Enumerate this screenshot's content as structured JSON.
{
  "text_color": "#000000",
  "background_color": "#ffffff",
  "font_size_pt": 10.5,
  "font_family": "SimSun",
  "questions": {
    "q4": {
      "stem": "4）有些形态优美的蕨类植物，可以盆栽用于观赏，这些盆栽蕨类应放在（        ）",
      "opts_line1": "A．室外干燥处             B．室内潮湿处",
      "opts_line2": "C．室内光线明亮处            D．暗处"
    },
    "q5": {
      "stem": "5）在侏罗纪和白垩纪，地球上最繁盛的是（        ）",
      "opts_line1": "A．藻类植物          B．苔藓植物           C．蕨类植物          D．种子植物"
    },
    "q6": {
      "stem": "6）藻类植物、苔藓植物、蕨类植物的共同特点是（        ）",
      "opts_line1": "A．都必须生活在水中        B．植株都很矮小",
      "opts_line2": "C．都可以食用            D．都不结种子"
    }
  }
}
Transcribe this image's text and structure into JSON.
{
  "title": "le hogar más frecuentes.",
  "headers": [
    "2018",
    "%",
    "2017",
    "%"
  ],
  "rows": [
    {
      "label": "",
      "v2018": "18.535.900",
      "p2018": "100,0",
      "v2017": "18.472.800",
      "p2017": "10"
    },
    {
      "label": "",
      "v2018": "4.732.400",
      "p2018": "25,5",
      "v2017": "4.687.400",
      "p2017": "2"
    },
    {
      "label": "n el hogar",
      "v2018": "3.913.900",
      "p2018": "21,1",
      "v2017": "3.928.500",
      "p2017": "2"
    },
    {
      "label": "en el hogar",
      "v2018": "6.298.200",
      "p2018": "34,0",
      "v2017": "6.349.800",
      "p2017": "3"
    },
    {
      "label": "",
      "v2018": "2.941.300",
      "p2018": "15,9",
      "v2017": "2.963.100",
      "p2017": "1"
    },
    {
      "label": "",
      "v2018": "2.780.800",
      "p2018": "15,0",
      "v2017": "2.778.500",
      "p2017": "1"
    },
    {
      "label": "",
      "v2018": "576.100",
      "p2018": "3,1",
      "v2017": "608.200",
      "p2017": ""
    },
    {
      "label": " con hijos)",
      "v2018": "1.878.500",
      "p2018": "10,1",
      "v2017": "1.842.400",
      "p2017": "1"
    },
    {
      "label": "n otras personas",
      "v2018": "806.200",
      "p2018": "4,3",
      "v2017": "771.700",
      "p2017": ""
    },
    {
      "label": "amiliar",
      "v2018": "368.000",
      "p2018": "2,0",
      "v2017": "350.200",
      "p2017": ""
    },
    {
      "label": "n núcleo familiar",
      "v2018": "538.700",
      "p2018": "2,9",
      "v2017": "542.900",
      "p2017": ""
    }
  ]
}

+ + + + + + +

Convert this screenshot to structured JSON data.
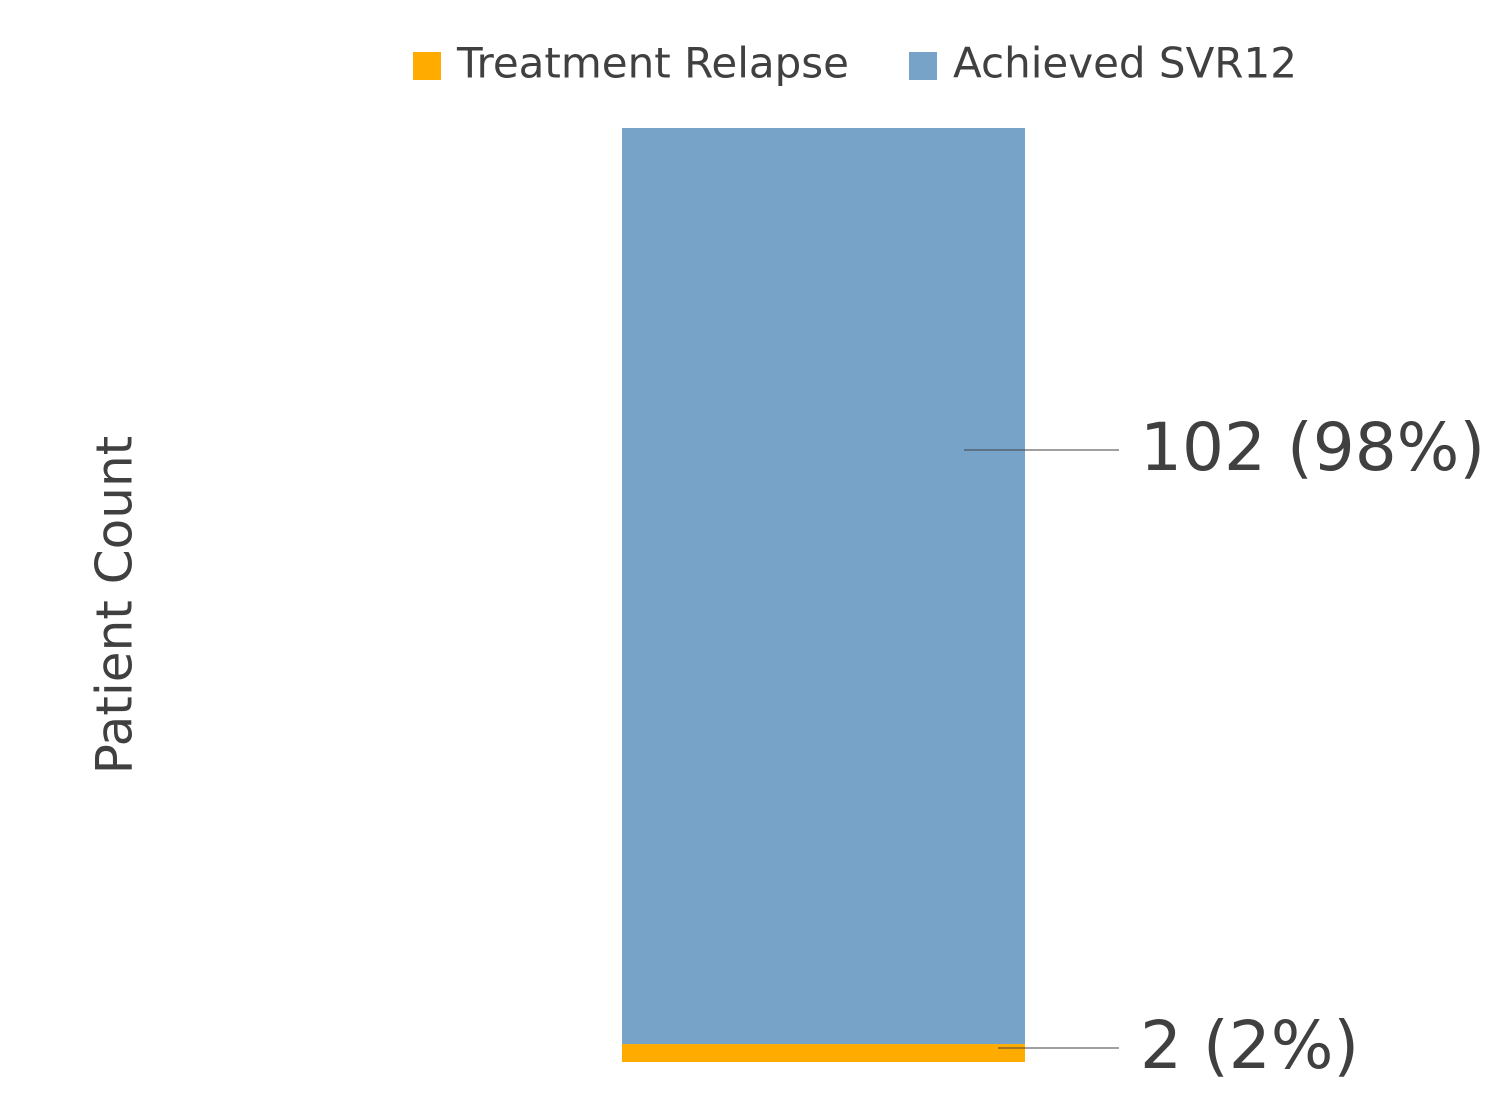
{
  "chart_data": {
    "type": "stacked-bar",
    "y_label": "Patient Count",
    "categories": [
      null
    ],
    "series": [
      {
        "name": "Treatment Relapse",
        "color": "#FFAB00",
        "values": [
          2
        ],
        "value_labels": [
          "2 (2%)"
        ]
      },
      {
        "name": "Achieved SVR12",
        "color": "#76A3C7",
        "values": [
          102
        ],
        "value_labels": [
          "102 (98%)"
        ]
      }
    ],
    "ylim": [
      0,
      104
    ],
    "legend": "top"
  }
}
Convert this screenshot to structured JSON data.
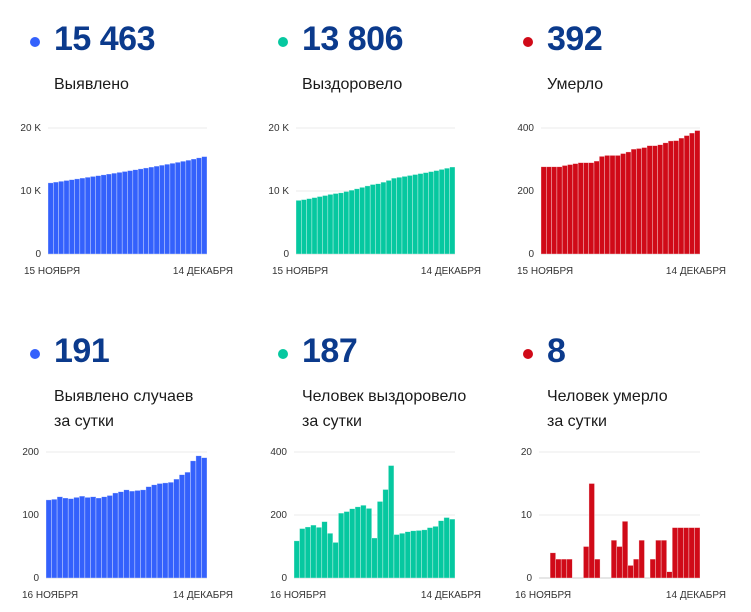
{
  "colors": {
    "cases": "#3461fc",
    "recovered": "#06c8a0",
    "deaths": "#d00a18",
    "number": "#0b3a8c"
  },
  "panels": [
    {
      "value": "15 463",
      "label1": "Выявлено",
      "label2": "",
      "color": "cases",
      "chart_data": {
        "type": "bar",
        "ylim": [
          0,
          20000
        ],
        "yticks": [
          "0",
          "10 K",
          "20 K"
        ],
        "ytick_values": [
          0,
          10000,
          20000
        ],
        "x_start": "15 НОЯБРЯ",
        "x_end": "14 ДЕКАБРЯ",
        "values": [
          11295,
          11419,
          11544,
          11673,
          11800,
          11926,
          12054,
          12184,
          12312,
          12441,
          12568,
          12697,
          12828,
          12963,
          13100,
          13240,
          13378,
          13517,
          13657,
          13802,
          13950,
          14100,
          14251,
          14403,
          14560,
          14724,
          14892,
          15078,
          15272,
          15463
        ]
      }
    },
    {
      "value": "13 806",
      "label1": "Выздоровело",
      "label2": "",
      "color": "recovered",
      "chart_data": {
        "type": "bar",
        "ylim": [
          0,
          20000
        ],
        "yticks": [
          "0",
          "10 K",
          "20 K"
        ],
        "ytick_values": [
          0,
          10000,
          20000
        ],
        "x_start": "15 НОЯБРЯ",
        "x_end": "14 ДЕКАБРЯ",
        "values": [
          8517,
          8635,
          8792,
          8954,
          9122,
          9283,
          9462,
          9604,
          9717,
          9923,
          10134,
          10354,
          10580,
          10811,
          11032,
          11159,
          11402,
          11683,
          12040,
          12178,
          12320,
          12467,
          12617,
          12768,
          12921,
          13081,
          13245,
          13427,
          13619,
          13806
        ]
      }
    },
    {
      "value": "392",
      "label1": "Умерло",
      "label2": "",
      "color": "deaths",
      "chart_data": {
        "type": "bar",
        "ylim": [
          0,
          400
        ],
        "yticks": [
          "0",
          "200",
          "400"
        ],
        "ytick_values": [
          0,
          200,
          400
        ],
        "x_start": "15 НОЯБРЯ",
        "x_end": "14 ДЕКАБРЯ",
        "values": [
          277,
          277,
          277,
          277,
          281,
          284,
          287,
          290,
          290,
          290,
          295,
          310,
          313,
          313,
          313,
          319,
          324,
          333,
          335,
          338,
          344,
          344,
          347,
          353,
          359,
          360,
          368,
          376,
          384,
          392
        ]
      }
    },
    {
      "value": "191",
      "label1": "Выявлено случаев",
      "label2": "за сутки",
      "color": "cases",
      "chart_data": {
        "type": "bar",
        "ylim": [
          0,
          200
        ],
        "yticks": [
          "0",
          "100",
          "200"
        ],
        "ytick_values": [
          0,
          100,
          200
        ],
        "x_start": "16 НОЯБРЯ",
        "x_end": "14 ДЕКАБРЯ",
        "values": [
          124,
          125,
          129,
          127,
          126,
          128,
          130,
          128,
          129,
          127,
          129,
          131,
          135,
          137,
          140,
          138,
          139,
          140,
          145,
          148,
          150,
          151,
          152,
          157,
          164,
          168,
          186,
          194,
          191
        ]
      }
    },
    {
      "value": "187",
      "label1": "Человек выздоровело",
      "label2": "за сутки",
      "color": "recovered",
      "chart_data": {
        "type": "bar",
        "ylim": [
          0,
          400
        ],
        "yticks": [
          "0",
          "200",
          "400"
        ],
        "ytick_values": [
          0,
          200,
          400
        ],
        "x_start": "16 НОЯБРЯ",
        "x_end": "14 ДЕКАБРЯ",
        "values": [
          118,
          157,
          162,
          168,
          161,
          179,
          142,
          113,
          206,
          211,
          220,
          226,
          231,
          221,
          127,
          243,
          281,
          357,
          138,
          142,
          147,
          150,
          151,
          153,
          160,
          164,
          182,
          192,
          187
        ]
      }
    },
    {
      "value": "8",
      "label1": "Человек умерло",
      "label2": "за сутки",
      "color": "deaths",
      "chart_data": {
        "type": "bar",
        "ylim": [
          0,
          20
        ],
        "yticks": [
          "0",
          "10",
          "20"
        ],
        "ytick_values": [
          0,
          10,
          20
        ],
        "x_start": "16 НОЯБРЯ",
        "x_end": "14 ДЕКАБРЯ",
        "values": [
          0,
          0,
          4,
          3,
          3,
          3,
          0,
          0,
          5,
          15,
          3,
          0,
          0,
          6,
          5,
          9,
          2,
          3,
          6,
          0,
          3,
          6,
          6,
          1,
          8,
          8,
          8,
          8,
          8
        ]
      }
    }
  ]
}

+ + + + + + +

■ AIM OF THE TASK
Every line of the records that includes the word "this" should be gathered.

■ FINISHED TASK
Enumerate this screenshot's content as structured JSON.
Transcribe this image's text and structure into JSON.
Convert this screenshot to structured JSON data.
Convert this screenshot to structured JSON data.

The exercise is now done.